What is expected: Copy the lines from the first one through the line containing "cell-safe: Not Installed — [702, 553, 831, 618]", inclusive, switching "Disabled" to "Off" and leaving everything else unchanged.

Stored records:
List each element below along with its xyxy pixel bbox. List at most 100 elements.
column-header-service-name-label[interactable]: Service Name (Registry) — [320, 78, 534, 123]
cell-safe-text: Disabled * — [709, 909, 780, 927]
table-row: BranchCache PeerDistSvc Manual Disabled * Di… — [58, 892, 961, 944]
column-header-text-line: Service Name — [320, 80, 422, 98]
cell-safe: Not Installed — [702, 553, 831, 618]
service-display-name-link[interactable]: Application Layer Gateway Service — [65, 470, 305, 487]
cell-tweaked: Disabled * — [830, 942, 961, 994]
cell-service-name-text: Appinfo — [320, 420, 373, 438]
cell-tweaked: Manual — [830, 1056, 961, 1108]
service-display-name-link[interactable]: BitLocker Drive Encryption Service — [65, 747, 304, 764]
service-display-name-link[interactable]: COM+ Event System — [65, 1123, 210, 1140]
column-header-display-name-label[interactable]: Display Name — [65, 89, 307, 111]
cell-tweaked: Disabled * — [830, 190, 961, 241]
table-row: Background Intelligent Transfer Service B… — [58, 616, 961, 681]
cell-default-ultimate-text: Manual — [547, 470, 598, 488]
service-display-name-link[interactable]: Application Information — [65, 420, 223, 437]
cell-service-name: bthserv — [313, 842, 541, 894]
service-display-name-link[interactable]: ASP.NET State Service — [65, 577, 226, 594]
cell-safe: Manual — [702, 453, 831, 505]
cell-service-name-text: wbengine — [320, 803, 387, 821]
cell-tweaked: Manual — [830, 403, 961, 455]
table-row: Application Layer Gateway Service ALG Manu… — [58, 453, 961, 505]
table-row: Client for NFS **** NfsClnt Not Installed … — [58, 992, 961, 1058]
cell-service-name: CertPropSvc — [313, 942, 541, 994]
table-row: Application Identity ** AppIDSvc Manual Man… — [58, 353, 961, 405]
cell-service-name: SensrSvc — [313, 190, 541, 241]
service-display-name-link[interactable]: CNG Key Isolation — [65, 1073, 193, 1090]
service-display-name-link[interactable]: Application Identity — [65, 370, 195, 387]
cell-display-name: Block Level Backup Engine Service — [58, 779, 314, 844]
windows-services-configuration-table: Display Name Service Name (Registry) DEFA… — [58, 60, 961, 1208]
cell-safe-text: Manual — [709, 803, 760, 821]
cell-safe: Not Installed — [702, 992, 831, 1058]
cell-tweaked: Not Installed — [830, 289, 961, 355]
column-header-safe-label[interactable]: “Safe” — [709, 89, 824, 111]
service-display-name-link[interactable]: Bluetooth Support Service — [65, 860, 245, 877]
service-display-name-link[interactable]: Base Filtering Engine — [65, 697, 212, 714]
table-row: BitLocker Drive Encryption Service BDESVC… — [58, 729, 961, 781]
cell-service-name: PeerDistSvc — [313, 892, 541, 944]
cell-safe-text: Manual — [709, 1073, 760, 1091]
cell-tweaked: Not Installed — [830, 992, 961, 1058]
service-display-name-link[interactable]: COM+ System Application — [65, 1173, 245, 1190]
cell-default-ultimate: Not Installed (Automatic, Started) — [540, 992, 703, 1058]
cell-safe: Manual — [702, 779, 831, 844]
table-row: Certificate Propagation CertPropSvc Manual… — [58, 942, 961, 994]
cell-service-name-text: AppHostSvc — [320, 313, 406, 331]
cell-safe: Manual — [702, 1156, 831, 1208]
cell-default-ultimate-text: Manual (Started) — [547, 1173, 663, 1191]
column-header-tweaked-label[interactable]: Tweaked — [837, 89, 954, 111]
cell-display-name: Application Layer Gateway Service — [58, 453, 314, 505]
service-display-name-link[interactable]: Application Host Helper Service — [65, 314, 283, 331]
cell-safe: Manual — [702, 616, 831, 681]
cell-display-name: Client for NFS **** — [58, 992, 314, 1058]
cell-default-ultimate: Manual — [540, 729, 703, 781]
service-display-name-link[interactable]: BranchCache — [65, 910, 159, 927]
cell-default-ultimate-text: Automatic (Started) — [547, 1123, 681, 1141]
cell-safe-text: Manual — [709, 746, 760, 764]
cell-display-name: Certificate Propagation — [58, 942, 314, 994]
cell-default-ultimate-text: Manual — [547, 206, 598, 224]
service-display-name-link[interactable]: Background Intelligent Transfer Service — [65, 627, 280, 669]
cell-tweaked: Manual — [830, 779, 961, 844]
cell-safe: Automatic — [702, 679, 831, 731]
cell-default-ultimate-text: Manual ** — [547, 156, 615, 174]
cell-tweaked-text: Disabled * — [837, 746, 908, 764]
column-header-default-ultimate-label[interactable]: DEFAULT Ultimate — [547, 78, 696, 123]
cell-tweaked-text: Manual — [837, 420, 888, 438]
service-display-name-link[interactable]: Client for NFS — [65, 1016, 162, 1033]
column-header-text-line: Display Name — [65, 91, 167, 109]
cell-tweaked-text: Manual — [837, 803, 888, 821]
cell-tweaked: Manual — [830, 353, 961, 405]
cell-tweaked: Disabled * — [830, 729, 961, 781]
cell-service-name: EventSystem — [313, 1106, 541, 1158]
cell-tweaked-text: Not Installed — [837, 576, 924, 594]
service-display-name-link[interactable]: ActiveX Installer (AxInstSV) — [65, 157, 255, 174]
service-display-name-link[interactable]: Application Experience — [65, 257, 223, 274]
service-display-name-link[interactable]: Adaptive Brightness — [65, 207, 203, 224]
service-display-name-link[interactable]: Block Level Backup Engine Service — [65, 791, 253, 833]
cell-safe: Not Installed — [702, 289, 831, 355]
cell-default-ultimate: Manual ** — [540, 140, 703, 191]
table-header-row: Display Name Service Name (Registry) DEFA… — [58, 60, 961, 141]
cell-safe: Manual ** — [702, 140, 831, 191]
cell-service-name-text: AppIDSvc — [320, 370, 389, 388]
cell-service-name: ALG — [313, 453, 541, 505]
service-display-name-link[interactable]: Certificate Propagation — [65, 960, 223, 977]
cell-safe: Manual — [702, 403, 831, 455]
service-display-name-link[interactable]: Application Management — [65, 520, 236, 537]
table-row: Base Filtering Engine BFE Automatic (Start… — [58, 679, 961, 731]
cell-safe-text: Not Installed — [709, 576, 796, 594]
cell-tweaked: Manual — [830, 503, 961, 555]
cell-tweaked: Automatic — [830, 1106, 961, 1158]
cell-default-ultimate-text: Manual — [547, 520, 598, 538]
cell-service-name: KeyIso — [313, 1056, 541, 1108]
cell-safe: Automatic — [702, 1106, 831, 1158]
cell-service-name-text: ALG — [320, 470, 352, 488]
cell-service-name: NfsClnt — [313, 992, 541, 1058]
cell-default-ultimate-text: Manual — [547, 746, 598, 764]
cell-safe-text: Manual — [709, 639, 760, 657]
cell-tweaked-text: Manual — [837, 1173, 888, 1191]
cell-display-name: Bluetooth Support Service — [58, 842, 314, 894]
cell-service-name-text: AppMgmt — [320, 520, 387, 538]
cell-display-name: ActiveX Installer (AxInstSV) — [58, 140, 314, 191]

Answer to this exercise:
List each element below along with its xyxy pixel bbox. List at most 100 elements.
column-header-service-name-label[interactable]: Service Name (Registry) — [320, 78, 534, 123]
cell-safe-text: Off * — [709, 909, 780, 927]
table-row: BranchCache PeerDistSvc Manual Off * Di… — [58, 892, 961, 944]
column-header-text-line: Service Name — [320, 80, 422, 98]
cell-safe: Not Installed — [702, 553, 831, 618]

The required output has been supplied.